**Stated problem**
Provide the count of lines that hold "this" and no other output.

**Records for processing**
···

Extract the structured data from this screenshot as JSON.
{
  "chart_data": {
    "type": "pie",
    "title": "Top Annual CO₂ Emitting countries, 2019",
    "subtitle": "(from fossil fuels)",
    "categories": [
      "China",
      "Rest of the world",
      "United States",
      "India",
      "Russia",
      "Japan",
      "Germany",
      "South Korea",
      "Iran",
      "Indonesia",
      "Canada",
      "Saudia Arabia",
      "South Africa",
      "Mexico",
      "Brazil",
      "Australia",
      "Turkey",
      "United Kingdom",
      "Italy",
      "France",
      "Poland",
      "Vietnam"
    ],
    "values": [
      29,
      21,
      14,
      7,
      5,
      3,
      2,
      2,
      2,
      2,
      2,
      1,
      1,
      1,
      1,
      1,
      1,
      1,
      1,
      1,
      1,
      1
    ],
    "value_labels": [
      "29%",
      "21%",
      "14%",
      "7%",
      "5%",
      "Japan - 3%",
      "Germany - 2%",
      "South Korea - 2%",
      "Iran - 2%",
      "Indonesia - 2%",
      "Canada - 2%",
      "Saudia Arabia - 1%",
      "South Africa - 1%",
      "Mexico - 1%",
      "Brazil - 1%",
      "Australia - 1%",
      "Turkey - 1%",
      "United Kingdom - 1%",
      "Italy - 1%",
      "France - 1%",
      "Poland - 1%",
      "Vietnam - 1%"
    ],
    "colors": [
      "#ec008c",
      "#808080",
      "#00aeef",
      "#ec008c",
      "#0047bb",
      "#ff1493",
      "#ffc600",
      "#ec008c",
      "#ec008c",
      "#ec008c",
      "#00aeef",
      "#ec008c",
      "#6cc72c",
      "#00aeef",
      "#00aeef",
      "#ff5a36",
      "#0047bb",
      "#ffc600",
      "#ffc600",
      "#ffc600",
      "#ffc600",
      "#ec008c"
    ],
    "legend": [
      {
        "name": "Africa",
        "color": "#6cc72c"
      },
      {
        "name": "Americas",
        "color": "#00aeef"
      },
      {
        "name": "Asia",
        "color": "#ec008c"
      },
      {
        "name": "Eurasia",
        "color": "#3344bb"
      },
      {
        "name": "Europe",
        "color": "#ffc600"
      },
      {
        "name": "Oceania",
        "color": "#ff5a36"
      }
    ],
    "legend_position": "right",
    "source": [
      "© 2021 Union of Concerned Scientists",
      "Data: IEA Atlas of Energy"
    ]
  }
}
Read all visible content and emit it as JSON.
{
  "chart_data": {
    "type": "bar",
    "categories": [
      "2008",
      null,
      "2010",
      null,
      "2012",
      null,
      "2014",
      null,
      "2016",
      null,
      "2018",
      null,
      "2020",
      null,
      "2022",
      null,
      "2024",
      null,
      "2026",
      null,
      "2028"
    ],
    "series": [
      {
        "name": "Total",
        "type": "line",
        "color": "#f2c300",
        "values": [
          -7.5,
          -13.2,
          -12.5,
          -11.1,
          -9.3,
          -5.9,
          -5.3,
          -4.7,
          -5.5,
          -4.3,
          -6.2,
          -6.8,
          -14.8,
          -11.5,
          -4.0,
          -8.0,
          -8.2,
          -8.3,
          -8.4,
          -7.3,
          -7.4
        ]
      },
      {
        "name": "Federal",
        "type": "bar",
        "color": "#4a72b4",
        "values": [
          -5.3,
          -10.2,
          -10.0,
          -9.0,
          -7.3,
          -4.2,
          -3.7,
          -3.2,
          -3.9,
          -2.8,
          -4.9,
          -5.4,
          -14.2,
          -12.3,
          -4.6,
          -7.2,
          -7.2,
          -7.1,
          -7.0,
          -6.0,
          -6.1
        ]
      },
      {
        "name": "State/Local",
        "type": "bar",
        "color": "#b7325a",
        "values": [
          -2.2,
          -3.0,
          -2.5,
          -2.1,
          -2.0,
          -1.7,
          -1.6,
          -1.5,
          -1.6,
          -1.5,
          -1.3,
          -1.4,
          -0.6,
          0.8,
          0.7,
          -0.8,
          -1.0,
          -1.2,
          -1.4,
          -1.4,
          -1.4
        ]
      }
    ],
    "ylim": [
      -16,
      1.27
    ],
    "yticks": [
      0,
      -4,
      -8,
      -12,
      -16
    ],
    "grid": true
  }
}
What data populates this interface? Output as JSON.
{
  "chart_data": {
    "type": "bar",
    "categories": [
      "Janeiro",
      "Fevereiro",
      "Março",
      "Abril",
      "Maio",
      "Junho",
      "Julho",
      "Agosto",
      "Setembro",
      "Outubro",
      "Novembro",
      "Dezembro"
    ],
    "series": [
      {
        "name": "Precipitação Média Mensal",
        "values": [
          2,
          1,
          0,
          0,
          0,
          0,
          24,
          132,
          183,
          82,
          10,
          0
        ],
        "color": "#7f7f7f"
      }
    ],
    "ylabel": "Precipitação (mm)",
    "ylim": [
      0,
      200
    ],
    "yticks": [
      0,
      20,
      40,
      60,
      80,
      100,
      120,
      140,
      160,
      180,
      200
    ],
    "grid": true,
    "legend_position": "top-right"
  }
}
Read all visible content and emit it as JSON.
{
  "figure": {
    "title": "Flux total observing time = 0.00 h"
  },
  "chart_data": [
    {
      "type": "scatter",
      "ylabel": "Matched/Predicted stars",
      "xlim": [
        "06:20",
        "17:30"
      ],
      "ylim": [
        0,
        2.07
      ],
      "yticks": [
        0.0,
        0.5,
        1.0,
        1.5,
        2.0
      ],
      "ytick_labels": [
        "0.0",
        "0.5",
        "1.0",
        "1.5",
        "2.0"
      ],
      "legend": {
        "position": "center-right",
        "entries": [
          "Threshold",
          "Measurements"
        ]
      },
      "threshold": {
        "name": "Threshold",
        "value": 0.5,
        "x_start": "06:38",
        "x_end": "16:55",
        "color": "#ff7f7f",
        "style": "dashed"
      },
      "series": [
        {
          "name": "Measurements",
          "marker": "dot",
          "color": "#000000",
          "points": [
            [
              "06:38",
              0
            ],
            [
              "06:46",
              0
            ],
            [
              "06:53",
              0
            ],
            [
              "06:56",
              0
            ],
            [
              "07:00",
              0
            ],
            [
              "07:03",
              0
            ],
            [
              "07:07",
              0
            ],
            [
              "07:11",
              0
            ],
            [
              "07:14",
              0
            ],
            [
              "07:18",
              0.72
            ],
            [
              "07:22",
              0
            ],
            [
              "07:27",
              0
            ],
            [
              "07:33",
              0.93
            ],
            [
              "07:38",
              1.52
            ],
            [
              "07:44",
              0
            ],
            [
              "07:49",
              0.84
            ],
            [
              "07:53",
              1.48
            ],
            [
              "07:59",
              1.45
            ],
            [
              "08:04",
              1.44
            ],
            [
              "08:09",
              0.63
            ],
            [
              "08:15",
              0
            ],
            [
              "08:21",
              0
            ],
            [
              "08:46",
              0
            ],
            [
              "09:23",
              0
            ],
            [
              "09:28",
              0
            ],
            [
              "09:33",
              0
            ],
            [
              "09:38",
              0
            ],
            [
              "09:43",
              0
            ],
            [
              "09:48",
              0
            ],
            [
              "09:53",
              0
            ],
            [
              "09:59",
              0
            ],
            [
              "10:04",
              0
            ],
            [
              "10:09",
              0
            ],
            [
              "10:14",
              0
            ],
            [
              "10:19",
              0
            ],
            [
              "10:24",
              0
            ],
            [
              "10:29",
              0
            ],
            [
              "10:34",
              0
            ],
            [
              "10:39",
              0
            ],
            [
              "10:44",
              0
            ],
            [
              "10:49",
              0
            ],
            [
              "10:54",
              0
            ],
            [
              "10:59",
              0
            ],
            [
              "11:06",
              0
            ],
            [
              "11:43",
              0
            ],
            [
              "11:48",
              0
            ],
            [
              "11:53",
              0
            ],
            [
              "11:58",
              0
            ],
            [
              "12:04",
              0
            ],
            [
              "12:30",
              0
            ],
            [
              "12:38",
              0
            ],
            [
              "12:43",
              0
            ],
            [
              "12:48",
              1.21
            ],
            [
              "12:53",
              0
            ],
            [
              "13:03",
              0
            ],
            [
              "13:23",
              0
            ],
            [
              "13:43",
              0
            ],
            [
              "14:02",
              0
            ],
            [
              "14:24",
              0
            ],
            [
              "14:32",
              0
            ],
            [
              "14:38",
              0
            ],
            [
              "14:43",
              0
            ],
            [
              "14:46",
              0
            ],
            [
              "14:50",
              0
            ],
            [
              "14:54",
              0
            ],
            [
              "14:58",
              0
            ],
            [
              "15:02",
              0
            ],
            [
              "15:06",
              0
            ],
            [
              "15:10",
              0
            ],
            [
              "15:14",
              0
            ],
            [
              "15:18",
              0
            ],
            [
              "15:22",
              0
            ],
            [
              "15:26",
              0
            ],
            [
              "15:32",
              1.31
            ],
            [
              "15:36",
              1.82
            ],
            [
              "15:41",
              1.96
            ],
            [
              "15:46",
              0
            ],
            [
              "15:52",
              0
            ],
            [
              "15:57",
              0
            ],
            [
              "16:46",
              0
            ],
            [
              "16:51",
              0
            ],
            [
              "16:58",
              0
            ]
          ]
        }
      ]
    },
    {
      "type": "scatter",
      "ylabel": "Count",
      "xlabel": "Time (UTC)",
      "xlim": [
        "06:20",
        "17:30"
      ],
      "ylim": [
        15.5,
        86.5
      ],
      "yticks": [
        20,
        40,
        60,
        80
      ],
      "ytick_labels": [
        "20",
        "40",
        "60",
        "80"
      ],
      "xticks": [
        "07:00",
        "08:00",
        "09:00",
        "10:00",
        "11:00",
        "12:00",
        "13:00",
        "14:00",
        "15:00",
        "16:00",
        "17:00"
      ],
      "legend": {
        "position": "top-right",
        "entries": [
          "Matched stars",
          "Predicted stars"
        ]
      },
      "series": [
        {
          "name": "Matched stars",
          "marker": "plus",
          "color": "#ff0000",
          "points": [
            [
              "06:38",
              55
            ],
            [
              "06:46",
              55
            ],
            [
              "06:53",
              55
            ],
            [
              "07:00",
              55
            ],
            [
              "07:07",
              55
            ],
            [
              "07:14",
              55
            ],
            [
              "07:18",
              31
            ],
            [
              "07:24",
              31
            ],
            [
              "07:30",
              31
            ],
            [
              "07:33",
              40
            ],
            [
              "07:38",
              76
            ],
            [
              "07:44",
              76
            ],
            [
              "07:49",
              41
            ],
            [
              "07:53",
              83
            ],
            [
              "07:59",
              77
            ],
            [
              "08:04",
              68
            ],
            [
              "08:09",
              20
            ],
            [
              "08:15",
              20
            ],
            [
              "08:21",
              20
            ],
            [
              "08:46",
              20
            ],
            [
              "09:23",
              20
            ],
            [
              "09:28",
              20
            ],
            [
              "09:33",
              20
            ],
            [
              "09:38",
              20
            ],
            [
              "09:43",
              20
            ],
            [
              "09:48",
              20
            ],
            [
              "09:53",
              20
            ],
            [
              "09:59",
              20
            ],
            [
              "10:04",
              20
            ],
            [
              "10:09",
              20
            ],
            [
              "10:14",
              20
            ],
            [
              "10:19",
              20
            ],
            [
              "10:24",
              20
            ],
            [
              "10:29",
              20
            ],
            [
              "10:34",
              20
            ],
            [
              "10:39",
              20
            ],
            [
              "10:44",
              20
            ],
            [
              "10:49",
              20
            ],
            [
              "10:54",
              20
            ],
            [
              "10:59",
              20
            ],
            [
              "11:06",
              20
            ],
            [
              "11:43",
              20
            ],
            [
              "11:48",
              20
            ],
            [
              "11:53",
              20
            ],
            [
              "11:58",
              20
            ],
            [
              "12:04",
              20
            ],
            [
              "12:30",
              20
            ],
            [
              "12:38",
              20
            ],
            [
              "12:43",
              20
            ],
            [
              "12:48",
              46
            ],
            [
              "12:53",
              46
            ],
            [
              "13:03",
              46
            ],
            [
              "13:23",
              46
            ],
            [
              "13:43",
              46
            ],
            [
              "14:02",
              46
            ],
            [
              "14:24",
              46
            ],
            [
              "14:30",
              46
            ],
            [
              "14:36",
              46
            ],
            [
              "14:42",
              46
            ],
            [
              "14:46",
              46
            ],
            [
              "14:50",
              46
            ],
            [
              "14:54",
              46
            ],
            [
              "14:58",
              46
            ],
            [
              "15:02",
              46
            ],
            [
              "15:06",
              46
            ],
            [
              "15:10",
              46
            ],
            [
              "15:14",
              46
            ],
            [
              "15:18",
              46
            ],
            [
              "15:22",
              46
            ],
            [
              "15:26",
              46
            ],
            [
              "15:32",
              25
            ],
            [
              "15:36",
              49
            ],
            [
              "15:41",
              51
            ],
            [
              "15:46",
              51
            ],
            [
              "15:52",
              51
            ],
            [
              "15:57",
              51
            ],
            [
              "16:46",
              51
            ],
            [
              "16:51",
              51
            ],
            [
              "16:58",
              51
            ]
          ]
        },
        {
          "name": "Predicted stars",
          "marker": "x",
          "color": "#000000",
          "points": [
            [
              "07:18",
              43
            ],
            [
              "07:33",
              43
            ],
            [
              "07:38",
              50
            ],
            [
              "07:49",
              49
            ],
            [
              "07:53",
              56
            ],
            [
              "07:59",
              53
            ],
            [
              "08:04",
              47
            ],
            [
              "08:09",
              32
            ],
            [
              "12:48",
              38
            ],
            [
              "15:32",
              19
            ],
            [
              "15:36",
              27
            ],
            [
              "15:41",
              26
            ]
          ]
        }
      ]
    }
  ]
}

···

**Reply to the exercise**
2